## SOURCE PASSAGE
*****

# Lab 10

# Wikispeedia Dataset

There are many games a person can play using Wikipedia. `Wikispeedia` is a game that challenges players to find a path from a starting article to a destination article using only Wikipedia links. For example navigating from `Popcorn` to `Guitar` as quickly as possible would involve some creative thinking.
We have 4,604 Wikipedia articles chosen for an online version of this game (`articles.txt`) and all the links between those pages (`links.txt`). These two files are included with this lab, but if you want to know more, you can download the original data here: `https://snap.stanford.edu/data/wikispeedia.html`.

# Random Walk

The Python program below will read the `articles.txt` and `links.txt`. It will then pick a random Wikipedia article to start and follow random links `num_steps` times. We call this a random walk on the graph. Run this program a few times. Look for pages that show up frequently in the random walks. What would it mean for an article to show up a lot in these random walks?

In [None]:
import random

'''
Read in article names
'''
names=[]
links={}
for line in open("articles.txt"):
    if line[0]=="#":
        continue
    line=line.strip()
    names.append(line)
    links[line]=[]
    
'''
Read in links
'''
for line in open("links.txt"):
    if line[0]=="#":
        continue
    line=line.strip()
    splitline=line.split("\t")
    if len(splitline)!=2:
        continue
    a,b=splitline
    links[a].append(b)

*****

## RECORD EXTRACTS

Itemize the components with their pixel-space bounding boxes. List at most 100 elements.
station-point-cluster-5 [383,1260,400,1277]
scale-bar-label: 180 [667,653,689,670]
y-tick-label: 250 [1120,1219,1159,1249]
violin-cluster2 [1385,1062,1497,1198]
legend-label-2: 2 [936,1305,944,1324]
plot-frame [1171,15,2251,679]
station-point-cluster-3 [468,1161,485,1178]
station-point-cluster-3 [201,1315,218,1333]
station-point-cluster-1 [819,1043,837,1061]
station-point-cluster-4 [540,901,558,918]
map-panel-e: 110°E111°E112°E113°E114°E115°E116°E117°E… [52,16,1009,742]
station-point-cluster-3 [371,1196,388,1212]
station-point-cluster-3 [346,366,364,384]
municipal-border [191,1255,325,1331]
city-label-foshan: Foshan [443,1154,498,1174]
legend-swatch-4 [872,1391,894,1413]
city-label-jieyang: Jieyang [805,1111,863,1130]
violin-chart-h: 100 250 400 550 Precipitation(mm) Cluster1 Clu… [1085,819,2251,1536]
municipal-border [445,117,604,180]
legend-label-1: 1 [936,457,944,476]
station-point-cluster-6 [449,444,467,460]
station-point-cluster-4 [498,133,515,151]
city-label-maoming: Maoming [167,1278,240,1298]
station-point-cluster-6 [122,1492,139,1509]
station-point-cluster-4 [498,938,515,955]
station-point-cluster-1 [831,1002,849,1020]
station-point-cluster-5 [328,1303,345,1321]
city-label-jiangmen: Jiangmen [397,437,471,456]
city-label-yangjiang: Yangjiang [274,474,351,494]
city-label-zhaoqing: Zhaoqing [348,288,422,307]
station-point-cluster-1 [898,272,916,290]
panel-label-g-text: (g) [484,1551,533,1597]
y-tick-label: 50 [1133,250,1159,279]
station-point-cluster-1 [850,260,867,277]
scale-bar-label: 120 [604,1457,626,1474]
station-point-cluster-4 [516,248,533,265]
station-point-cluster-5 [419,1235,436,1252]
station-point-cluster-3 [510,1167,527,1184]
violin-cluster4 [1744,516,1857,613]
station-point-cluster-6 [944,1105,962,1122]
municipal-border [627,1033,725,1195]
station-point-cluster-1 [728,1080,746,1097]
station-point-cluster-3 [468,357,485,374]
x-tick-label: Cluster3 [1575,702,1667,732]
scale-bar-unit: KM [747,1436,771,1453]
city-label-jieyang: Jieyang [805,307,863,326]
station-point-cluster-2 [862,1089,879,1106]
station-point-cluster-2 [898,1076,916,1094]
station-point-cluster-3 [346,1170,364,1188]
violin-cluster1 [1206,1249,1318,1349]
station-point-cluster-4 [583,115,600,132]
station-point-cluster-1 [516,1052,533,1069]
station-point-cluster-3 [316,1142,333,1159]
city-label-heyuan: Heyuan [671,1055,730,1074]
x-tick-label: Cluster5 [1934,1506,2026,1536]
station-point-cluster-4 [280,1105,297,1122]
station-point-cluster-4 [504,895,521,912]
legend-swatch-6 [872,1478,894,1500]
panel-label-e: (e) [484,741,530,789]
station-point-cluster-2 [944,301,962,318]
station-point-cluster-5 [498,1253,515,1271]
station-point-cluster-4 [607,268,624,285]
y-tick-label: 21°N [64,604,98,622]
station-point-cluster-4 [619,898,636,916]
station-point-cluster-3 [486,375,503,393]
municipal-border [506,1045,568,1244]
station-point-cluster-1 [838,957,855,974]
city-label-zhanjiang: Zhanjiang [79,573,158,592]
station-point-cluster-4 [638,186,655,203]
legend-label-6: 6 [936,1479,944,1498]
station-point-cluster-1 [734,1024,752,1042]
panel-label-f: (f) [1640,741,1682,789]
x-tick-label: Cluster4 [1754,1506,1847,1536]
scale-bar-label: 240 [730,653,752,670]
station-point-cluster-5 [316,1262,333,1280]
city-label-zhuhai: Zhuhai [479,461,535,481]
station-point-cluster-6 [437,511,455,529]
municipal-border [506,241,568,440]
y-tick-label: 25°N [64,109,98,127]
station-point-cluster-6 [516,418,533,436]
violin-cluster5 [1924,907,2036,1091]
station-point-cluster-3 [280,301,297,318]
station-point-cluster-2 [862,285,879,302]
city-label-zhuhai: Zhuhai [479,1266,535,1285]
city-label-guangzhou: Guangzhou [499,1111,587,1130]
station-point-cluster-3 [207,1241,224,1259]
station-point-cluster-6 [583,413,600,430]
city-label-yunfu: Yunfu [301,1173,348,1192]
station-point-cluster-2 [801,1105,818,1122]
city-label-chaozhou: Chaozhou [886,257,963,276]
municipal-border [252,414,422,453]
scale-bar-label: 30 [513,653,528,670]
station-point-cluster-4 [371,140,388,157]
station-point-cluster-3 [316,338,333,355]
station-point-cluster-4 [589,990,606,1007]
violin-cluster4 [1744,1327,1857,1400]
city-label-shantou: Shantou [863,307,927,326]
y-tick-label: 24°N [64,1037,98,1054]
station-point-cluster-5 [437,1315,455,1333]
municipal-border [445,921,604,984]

*****

## WHAT IS ASKED
- A) List every heading in the Wikispeedia lab.
- B) Please repeat the Wikispeedia lab word for word from "# Wikispeedia Dataset" to "some creative thinking.".

## EXPECTED RESULTS
- A)
Lab 10
Wikispeedia Dataset
Random Walk

- B)
# Wikispeedia Dataset

There are many games a person can play using Wikipedia. `Wikispeedia` is a game that challenges players to find a path from a starting article to a destination article using only Wikipedia links. For example navigating from `Popcorn` to `Guitar` as quickly as possible would involve some creative thinking.